━━━ Estratto selezionato ━━━

Dysmorfic

Dysmorfic, sulle tracce di John Zorn

Molto interessante il progetto Dysmorfic. Grindcore strumentale solo batteria e basso. Il risultato è un ep di 5 brani, o, movimenti, come vengono segnalati, che non si limitano al genere indicato. Alcuni stilemi sono mantenuti: la durata dei brani che non arriva a due minuti, la furia, la tecnica. A questo però va aggiunto che la scelta di avere solo due strumenti evidenzia passaggi che sfociano nel jazz. Un po’ modello John Zorn. Sarà il basso fretless, ma l’aria che si respira è quella free jazz.

━━━ Dati da esaminare ━━━

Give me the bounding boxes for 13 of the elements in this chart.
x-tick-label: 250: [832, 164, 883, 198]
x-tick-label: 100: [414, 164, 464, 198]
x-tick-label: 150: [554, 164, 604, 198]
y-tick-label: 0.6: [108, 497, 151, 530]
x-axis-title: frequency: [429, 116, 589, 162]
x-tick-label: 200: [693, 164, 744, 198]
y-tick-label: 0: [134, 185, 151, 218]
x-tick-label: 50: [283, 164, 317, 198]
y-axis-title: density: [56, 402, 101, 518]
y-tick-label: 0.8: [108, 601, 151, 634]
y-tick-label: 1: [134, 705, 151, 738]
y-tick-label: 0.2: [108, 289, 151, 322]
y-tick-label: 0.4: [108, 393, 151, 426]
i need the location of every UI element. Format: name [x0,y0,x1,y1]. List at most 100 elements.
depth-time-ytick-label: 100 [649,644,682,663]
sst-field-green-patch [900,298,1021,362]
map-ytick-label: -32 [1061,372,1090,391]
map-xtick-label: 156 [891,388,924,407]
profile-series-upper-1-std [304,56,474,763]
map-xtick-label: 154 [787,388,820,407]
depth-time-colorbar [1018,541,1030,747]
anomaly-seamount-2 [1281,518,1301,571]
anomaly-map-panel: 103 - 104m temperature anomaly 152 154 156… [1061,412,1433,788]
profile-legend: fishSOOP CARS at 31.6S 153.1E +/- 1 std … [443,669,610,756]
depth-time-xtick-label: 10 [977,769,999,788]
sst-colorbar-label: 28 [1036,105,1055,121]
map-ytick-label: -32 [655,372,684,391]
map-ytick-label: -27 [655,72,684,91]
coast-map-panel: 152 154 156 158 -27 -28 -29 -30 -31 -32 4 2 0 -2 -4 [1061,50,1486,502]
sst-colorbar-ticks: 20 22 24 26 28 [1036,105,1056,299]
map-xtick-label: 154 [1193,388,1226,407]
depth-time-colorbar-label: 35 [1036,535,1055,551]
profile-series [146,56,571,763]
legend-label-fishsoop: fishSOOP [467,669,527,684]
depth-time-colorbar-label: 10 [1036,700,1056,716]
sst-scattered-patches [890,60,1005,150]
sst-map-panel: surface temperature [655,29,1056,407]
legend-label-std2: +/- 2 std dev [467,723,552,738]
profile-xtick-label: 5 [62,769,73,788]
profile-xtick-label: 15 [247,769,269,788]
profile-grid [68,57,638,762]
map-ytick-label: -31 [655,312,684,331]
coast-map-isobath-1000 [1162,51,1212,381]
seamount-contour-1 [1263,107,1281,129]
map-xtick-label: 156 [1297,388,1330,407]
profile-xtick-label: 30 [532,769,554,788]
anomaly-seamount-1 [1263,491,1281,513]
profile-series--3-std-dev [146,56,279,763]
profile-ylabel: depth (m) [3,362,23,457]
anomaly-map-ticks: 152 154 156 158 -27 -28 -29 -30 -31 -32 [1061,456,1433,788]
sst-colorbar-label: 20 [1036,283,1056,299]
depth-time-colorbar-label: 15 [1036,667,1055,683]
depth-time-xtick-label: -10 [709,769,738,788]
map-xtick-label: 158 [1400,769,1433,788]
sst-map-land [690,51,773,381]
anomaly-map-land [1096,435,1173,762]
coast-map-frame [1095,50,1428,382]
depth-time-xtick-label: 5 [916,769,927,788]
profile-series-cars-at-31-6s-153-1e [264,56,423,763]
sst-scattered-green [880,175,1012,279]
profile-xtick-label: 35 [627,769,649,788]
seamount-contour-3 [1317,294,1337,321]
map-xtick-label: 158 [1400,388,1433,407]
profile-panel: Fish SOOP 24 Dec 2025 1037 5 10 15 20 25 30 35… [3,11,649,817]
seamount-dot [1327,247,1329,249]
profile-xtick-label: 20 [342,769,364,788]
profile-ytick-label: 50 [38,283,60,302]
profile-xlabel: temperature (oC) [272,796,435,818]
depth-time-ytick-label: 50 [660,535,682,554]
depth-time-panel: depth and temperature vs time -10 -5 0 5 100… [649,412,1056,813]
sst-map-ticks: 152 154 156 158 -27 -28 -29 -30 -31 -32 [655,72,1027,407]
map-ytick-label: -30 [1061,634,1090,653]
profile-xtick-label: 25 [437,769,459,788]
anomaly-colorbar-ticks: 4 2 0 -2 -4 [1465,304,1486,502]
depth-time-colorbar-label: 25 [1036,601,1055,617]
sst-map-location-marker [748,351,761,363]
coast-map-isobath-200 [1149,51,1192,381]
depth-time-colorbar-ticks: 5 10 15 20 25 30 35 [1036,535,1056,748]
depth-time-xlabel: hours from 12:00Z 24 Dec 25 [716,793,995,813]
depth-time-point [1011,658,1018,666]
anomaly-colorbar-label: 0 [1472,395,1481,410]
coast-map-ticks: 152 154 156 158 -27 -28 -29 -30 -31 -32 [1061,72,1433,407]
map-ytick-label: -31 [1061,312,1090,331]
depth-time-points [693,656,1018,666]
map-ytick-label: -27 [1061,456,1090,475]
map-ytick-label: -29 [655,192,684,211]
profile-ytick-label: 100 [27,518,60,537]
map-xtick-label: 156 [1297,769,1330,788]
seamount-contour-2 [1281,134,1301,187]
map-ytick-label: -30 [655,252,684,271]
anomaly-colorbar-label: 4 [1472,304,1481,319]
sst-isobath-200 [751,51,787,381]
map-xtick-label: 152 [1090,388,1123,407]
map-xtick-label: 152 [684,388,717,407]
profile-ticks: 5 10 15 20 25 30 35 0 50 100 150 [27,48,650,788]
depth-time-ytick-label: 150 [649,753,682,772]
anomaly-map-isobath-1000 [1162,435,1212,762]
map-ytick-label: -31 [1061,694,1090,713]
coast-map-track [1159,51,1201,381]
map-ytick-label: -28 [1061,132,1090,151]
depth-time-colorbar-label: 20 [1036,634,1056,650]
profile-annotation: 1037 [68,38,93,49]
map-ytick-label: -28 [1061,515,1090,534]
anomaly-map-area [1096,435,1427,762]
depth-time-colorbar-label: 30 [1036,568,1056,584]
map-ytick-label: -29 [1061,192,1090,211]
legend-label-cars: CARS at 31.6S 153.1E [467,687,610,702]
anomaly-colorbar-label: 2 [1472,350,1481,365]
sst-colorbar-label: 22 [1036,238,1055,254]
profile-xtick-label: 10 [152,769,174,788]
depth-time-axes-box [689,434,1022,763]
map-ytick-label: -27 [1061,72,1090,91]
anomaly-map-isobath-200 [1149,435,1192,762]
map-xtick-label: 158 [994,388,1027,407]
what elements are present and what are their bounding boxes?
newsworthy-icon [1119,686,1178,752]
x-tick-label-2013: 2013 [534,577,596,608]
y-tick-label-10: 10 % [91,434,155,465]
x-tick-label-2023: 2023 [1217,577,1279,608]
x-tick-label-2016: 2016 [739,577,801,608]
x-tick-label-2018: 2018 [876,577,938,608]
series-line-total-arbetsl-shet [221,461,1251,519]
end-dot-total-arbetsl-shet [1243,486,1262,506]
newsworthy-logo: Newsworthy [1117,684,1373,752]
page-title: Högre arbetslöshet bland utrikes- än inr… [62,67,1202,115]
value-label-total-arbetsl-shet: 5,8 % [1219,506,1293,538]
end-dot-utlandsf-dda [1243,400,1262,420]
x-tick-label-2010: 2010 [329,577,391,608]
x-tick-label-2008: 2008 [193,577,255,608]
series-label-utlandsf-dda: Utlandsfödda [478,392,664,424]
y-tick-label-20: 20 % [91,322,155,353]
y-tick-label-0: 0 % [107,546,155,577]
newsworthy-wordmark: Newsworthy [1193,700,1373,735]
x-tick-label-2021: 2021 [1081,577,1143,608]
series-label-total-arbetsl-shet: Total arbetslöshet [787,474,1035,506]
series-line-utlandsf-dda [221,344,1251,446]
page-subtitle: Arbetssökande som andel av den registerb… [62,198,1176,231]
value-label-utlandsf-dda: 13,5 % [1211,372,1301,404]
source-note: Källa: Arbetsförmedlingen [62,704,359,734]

━━━

■ **Attività da svolgere**
• 1. Secondo la recensione su Dysmorfic, quali sono gli unici due strumenti impiegati nel progetto?
• 2. Prosegui la recensione su Dysmorfic a partire dall'ultima frase riportata.

■ **Risultati attesi**
• 1. Batteria e basso.

• 2.
Avendo un assetto strumentale così basilare la produzione è buona, così come la profondità dei suoni e l’amalgama che non risulta essere mai rumorosa nonostante la velocità di esecuzione. Un disco sicuramente da ascoltare. Quando? Questo credo sia un fatto personale. Quando forse si ha voglia di sfogare una giornata particolarmente impegnativa, quando ci si allena in palestra, o anche semplicemente quando si ha voglia di ascoltare qualcosa che si discosta in tutto e per tutto dalle produzioni ‘solite’.

Certo un disco non facile, non per tutti. Neppure per tutti gli estimatori del genere che potrebbero storcere il naso di fronte a determinate influenze. Indicato per amanti dei primi Dying Featus o Cephalic Carnage.